┌─ SUPPLIED ENTRIES

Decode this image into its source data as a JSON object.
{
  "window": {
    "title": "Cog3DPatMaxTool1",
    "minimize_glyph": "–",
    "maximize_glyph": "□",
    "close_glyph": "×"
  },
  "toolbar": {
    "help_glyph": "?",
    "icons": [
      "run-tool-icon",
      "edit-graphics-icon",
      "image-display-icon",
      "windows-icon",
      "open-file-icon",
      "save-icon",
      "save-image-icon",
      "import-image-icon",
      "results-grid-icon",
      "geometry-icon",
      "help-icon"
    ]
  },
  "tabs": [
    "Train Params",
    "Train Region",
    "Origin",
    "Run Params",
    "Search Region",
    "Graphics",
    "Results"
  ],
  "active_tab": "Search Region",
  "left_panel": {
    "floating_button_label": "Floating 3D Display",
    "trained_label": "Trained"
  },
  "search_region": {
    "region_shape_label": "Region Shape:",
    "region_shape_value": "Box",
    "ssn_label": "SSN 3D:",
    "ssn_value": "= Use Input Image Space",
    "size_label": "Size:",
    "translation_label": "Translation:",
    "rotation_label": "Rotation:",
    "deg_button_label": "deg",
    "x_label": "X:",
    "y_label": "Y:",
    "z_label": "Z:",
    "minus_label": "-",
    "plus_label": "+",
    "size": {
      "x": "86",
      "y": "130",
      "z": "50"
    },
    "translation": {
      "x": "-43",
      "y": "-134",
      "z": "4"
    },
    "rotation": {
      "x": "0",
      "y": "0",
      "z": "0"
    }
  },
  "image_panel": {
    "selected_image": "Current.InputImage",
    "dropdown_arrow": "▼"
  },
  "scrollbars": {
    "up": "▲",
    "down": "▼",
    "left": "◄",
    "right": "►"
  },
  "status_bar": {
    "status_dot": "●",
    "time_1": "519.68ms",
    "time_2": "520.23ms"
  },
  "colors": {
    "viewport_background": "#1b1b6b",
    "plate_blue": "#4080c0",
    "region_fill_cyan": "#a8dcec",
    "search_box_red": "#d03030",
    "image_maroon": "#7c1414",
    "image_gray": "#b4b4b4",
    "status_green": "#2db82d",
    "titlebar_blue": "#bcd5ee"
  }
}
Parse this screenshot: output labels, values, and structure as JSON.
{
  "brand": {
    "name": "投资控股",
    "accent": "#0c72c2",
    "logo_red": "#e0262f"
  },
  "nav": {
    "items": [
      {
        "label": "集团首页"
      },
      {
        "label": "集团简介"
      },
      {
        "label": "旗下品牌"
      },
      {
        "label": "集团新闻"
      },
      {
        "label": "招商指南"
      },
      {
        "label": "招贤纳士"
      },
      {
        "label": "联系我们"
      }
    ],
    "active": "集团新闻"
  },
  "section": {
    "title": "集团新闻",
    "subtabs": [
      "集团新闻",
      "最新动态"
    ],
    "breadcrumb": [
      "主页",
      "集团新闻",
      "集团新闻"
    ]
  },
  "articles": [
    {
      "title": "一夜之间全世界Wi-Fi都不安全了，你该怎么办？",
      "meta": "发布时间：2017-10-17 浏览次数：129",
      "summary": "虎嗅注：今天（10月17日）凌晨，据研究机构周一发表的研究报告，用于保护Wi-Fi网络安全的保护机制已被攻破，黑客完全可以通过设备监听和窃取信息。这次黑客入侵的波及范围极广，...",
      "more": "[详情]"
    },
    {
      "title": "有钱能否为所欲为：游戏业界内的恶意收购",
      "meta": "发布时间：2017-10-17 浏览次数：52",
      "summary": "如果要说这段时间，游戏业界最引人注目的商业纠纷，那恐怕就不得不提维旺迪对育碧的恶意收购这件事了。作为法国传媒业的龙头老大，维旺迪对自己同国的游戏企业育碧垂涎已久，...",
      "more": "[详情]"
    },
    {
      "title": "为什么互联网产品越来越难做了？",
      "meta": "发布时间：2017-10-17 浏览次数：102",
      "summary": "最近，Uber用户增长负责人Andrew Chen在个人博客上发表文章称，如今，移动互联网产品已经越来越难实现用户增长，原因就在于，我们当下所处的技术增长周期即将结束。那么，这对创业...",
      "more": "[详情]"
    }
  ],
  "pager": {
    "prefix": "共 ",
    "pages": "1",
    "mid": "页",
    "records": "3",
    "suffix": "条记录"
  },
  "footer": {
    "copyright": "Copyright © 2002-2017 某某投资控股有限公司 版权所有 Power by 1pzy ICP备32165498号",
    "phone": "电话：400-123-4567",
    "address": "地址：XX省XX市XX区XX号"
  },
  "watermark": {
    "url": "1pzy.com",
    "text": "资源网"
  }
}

└─

Give back exactly the lines that run from the line with "Parse this screenshot: output" through the close of the material, counting both ends, and nothing more.

Parse this screenshot: output labels, values, and structure as JSON.
{
  "brand": {
    "name": "投资控股",
    "accent": "#0c72c2",
    "logo_red": "#e0262f"
  },
  "nav": {
    "items": [
      {
        "label": "集团首页"
      },
      {
        "label": "集团简介"
      },
      {
        "label": "旗下品牌"
      },
      {
        "label": "集团新闻"
      },
      {
        "label": "招商指南"
      },
      {
        "label": "招贤纳士"
      },
      {
        "label": "联系我们"
      }
    ],
    "active": "集团新闻"
  },
  "section": {
    "title": "集团新闻",
    "subtabs": [
      "集团新闻",
      "最新动态"
    ],
    "breadcrumb": [
      "主页",
      "集团新闻",
      "集团新闻"
    ]
  },
  "articles": [
    {
      "title": "一夜之间全世界Wi-Fi都不安全了，你该怎么办？",
      "meta": "发布时间：2017-10-17 浏览次数：129",
      "summary": "虎嗅注：今天（10月17日）凌晨，据研究机构周一发表的研究报告，用于保护Wi-Fi网络安全的保护机制已被攻破，黑客完全可以通过设备监听和窃取信息。这次黑客入侵的波及范围极广，...",
      "more": "[详情]"
    },
    {
      "title": "有钱能否为所欲为：游戏业界内的恶意收购",
      "meta": "发布时间：2017-10-17 浏览次数：52",
      "summary": "如果要说这段时间，游戏业界最引人注目的商业纠纷，那恐怕就不得不提维旺迪对育碧的恶意收购这件事了。作为法国传媒业的龙头老大，维旺迪对自己同国的游戏企业育碧垂涎已久，...",
      "more": "[详情]"
    },
    {
      "title": "为什么互联网产品越来越难做了？",
      "meta": "发布时间：2017-10-17 浏览次数：102",
      "summary": "最近，Uber用户增长负责人Andrew Chen在个人博客上发表文章称，如今，移动互联网产品已经越来越难实现用户增长，原因就在于，我们当下所处的技术增长周期即将结束。那么，这对创业...",
      "more": "[详情]"
    }
  ],
  "pager": {
    "prefix": "共 ",
    "pages": "1",
    "mid": "页",
    "records": "3",
    "suffix": "条记录"
  },
  "footer": {
    "copyright": "Copyright © 2002-2017 某某投资控股有限公司 版权所有 Power by 1pzy ICP备32165498号",
    "phone": "电话：400-123-4567",
    "address": "地址：XX省XX市XX区XX号"
  },
  "watermark": {
    "url": "1pzy.com",
    "text": "资源网"
  }
}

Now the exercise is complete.